__PROBLÈMES__:
• a. Réécrivez le passage du texte sur la 5G allant de « La carte 5G » jusqu'à « pour les clients. », en remplaçant « clients » par « abonnés ».
• b. Poursuivez le texte sur la 5G au-delà de sa dernière phrase.

__TEXTE DU DOCUMENT__:

____________________

En attendant le rapport de l’ANSES, un autre sur les « aspects techniques et sanitaires » de la 5G a été mis en ligne. Il est cosigné par plusieurs services de l'État. Olivier Merckel, responsable de l’unité évaluation des risques liés aux agents physiques de l’Anses, a déjà donné une information importante sur le futur rapport : « on ne peut pas démontrer qu’il n’y a pas de risques, on ne pourra jamais [...] la science ne peut pas donner une réponse totalement tranchée sur ces questions ».
La liste des villes ayant mis en place un moratoire sur la 5G et sautant le pas augmente doucement, parfois avec des mesures supplémentaires imposées aux opérateurs. D’autres résistent encore, comme Lille qui attend le rapport de l’ANSES. Cela n’empêche pas les opérateurs de préparer le terrain avec des antennes 5G en place, mais pas actives pour le moment. Laurent Vitoux, délégué régional d’Orange, explique à 20 minutes qu’il « y a des antennes allumées dans des communes à la périphérie de Lille qui peuvent sans doute permettre de capter de la 5G ».
La carte 5G de Free n’indique toujours pas les débits
Enfin, on regrette que Free Mobile ne propose toujours pas d’information plus précise à ses clients concernant les débits de sa 5G en fonction des fréquences. Certes la carte de couverture indique bien s’il s’agit de 3,5 GHz ou de 700 MHz, mais sans aucune précision sur les différences à l’usage pour les clients.

____________________

__DONNÉES EXTRAITES__:
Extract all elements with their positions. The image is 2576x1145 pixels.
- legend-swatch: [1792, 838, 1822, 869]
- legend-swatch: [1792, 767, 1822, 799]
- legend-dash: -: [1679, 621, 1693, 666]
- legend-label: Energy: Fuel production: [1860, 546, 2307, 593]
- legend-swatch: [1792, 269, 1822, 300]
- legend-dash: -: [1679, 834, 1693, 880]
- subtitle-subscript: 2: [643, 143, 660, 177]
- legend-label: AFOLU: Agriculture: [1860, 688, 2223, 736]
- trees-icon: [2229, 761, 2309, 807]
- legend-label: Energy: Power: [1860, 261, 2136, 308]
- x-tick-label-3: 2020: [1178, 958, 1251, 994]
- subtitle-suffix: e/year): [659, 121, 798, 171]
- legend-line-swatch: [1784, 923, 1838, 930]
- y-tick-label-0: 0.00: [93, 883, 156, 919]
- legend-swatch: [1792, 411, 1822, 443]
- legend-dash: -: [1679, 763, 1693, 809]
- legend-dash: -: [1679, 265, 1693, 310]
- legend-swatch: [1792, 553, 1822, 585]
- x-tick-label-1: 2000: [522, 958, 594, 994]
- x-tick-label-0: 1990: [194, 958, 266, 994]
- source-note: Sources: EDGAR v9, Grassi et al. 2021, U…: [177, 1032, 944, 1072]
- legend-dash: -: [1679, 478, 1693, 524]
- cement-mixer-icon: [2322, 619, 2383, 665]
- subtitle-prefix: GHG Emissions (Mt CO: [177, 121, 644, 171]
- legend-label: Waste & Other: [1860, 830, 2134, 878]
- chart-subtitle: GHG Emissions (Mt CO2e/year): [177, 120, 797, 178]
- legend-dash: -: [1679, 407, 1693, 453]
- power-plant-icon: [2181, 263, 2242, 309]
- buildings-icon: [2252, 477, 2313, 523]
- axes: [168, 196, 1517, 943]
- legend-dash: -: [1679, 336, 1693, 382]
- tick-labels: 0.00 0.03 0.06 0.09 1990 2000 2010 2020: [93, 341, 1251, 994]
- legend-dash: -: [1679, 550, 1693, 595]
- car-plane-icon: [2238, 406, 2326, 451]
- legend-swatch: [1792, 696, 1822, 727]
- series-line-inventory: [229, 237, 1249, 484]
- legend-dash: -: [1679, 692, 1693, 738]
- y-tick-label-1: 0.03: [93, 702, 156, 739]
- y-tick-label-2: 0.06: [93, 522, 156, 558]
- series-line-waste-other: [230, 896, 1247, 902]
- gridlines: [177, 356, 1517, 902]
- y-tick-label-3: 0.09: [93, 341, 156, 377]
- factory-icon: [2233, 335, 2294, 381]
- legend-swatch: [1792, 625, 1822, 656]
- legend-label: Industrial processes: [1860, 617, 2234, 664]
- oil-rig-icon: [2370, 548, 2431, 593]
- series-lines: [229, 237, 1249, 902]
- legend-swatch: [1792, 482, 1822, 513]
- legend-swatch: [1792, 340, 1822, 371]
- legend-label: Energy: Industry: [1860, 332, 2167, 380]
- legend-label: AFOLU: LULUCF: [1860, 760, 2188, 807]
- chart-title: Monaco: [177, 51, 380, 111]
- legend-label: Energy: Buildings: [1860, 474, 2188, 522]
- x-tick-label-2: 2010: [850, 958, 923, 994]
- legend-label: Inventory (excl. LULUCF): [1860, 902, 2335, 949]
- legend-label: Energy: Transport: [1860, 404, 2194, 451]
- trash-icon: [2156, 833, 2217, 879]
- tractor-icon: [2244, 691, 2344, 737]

____________________

__RÉPONSES PAR TÂCHE__:
• a.
La carte 5G de Free n’indique toujours pas les débits
Enfin, on regrette que Free Mobile ne propose toujours pas d’information plus précise à ses abonnés concernant les débits de sa 5G en fonction des fréquences. Certes la carte de couverture indique bien s’il s’agit de 3,5 GHz ou de 700 MHz, mais sans aucune précision sur les différences à l’usage pour les abonnés.

• b.
Orange et SFR indiquent pour leur part les débits maximums de chaque bande de fréquences – Orange les précise même de manière visible avant la carte –, tandis que Bouygues Telecom donne des niveaux de performances (Gb/s vs plusieurs centaines de Mb/s).
Sébastien Soriano s’était montré très actif sur le sujet de l’information faite aux consommateurs : « il est clair que je déconseille très fortement à un opérateur de ne pas suivre les recommandations de l’Arcep, car si c’était le cas, on le ferait savoir publiquement et fort […] J’ai fait passer le message personnellement aux quatre opérateurs ».
Il n’est par contre plus président de l’Arcep, remplacé par Laure de La Raudière qui semble pour le moment bien occupée par la « jungle » dans la fibre optique. On attend donc sa position sur les cartes de couverture 5G.
La liste des sites à 240 Mb/s au point mort
Enfin, l’Arcep n’a toujours pas mis à jour sa « cartographie des sites 240 Mb/s par opérateur » puisque les données datent toujours du 30 septembre 2020. Cette limite de 240 Mb/s vient des obligations inscrites dans les licences 5G des quatre opérateurs nationaux.
Il y est précisé qu’ils doivent « assurer l’augmentation des débits fournis par les réseaux mobiles » – que ce soit en 4G ou en 5G – en respectant trois paliers : 75 % des sites en 2022, 85 % fin 2024 et 100 % fin 2030.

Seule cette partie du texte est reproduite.